- What is required -
Print out the material that follows word for word.

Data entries
.....

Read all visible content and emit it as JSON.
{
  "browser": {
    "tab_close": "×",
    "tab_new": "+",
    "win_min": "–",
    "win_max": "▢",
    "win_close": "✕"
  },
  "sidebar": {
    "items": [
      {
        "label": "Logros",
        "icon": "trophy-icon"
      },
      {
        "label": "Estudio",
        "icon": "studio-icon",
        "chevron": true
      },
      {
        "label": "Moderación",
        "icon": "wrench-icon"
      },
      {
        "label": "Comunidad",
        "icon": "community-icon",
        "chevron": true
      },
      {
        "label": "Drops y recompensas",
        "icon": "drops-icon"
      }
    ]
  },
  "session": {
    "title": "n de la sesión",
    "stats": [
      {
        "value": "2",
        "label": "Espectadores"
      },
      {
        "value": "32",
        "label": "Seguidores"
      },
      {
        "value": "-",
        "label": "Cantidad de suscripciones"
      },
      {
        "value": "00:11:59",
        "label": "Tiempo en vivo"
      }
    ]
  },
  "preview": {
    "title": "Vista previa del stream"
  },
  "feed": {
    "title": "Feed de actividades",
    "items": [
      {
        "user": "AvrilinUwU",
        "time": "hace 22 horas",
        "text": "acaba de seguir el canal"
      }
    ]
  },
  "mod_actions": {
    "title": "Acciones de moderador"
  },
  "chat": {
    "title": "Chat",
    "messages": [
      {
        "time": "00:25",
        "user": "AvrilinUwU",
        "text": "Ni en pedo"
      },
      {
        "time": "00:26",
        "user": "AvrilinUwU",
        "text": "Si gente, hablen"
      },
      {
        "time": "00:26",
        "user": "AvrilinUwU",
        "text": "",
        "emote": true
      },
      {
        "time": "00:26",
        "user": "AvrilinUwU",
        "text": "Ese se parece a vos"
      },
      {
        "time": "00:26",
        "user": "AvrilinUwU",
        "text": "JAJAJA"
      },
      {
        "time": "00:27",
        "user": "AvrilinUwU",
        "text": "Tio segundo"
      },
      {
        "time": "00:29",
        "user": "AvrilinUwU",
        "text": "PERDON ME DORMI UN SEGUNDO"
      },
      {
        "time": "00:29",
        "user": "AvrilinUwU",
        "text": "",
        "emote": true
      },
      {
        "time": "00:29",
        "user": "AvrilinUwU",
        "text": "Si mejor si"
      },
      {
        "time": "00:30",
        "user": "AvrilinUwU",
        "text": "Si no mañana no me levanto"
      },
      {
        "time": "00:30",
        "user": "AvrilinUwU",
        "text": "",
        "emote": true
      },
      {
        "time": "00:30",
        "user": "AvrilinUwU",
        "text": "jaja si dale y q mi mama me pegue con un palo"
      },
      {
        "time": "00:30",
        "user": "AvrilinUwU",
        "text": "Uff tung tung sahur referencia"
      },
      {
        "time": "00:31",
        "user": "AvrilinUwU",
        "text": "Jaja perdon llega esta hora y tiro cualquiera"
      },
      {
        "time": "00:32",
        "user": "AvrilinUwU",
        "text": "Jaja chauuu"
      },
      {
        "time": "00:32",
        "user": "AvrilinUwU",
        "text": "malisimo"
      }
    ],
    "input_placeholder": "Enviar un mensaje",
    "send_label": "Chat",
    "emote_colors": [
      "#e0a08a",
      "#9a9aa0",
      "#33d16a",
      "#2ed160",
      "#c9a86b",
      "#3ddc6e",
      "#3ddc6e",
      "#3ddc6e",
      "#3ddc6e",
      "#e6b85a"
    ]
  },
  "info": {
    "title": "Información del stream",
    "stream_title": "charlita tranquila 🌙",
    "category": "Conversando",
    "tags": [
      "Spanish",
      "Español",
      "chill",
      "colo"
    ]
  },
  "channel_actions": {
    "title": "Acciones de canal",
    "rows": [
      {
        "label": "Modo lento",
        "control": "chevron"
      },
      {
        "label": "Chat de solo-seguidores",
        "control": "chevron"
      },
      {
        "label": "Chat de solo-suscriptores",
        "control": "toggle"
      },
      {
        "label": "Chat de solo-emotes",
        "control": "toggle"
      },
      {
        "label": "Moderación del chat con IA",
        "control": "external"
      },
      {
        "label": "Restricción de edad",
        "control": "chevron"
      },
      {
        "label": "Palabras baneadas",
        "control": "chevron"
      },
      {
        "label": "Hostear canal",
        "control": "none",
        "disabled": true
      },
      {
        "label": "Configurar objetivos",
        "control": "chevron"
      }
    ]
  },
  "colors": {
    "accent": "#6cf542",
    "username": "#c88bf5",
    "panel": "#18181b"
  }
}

.....

- Exercise answer -
Read all visible content and emit it as JSON.
{
  "browser": {
    "tab_close": "×",
    "tab_new": "+",
    "win_min": "–",
    "win_max": "▢",
    "win_close": "✕"
  },
  "sidebar": {
    "items": [
      {
        "label": "Logros",
        "icon": "trophy-icon"
      },
      {
        "label": "Estudio",
        "icon": "studio-icon",
        "chevron": true
      },
      {
        "label": "Moderación",
        "icon": "wrench-icon"
      },
      {
        "label": "Comunidad",
        "icon": "community-icon",
        "chevron": true
      },
      {
        "label": "Drops y recompensas",
        "icon": "drops-icon"
      }
    ]
  },
  "session": {
    "title": "n de la sesión",
    "stats": [
      {
        "value": "2",
        "label": "Espectadores"
      },
      {
        "value": "32",
        "label": "Seguidores"
      },
      {
        "value": "-",
        "label": "Cantidad de suscripciones"
      },
      {
        "value": "00:11:59",
        "label": "Tiempo en vivo"
      }
    ]
  },
  "preview": {
    "title": "Vista previa del stream"
  },
  "feed": {
    "title": "Feed de actividades",
    "items": [
      {
        "user": "AvrilinUwU",
        "time": "hace 22 horas",
        "text": "acaba de seguir el canal"
      }
    ]
  },
  "mod_actions": {
    "title": "Acciones de moderador"
  },
  "chat": {
    "title": "Chat",
    "messages": [
      {
        "time": "00:25",
        "user": "AvrilinUwU",
        "text": "Ni en pedo"
      },
      {
        "time": "00:26",
        "user": "AvrilinUwU",
        "text": "Si gente, hablen"
      },
      {
        "time": "00:26",
        "user": "AvrilinUwU",
        "text": "",
        "emote": true
      },
      {
        "time": "00:26",
        "user": "AvrilinUwU",
        "text": "Ese se parece a vos"
      },
      {
        "time": "00:26",
        "user": "AvrilinUwU",
        "text": "JAJAJA"
      },
      {
        "time": "00:27",
        "user": "AvrilinUwU",
        "text": "Tio segundo"
      },
      {
        "time": "00:29",
        "user": "AvrilinUwU",
        "text": "PERDON ME DORMI UN SEGUNDO"
      },
      {
        "time": "00:29",
        "user": "AvrilinUwU",
        "text": "",
        "emote": true
      },
      {
        "time": "00:29",
        "user": "AvrilinUwU",
        "text": "Si mejor si"
      },
      {
        "time": "00:30",
        "user": "AvrilinUwU",
        "text": "Si no mañana no me levanto"
      },
      {
        "time": "00:30",
        "user": "AvrilinUwU",
        "text": "",
        "emote": true
      },
      {
        "time": "00:30",
        "user": "AvrilinUwU",
        "text": "jaja si dale y q mi mama me pegue con un palo"
      },
      {
        "time": "00:30",
        "user": "AvrilinUwU",
        "text": "Uff tung tung sahur referencia"
      },
      {
        "time": "00:31",
        "user": "AvrilinUwU",
        "text": "Jaja perdon llega esta hora y tiro cualquiera"
      },
      {
        "time": "00:32",
        "user": "AvrilinUwU",
        "text": "Jaja chauuu"
      },
      {
        "time": "00:32",
        "user": "AvrilinUwU",
        "text": "malisimo"
      }
    ],
    "input_placeholder": "Enviar un mensaje",
    "send_label": "Chat",
    "emote_colors": [
      "#e0a08a",
      "#9a9aa0",
      "#33d16a",
      "#2ed160",
      "#c9a86b",
      "#3ddc6e",
      "#3ddc6e",
      "#3ddc6e",
      "#3ddc6e",
      "#e6b85a"
    ]
  },
  "info": {
    "title": "Información del stream",
    "stream_title": "charlita tranquila 🌙",
    "category": "Conversando",
    "tags": [
      "Spanish",
      "Español",
      "chill",
      "colo"
    ]
  },
  "channel_actions": {
    "title": "Acciones de canal",
    "rows": [
      {
        "label": "Modo lento",
        "control": "chevron"
      },
      {
        "label": "Chat de solo-seguidores",
        "control": "chevron"
      },
      {
        "label": "Chat de solo-suscriptores",
        "control": "toggle"
      },
      {
        "label": "Chat de solo-emotes",
        "control": "toggle"
      },
      {
        "label": "Moderación del chat con IA",
        "control": "external"
      },
      {
        "label": "Restricción de edad",
        "control": "chevron"
      },
      {
        "label": "Palabras baneadas",
        "control": "chevron"
      },
      {
        "label": "Hostear canal",
        "control": "none",
        "disabled": true
      },
      {
        "label": "Configurar objetivos",
        "control": "chevron"
      }
    ]
  },
  "colors": {
    "accent": "#6cf542",
    "username": "#c88bf5",
    "panel": "#18181b"
  }
}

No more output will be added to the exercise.